Pick out and copy every line below that has the word "kinh".

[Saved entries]
* Begin *
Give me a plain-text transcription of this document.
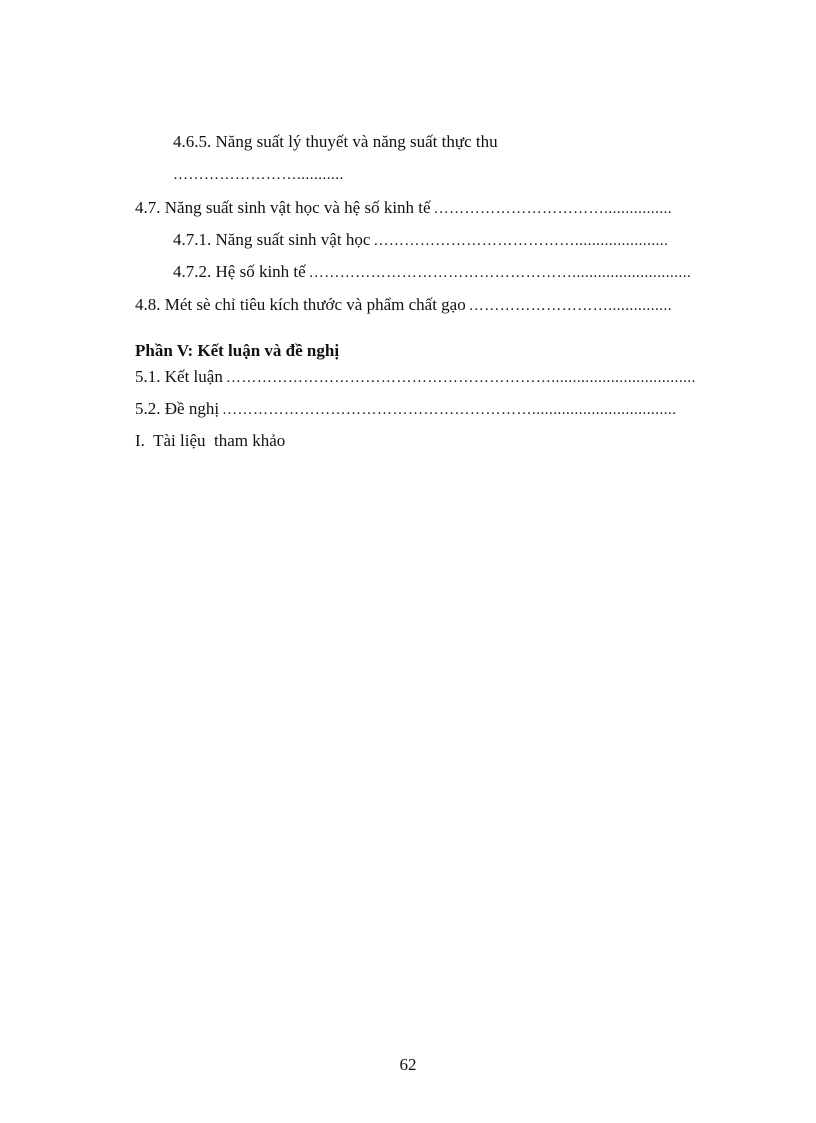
4.6.5. Năng suất lý thuyết và năng suất thực thu
……………………...........
4.7. Năng suất sinh vật học và hệ số kinh tế ……………………………................
4.7.1. Năng suất sinh vật học …………………………………......................
4.7.2. Hệ số kinh tế ……………………………………………............................
4.8. Mét sè chỉ tiêu kích thước và phẩm chất gạo ………………………...............
Phần V: Kết luận và đề nghị
5.1. Kết luận ………………………………………………………..................................
5.2. Đề nghị ……………………………………………………..................................
I.  Tài liệu  tham khảo
62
* End *
• **Full response**
4.7. Năng suất sinh vật học và hệ số kinh tế ……………………………................
4.7.2. Hệ số kinh tế ……………………………………………............................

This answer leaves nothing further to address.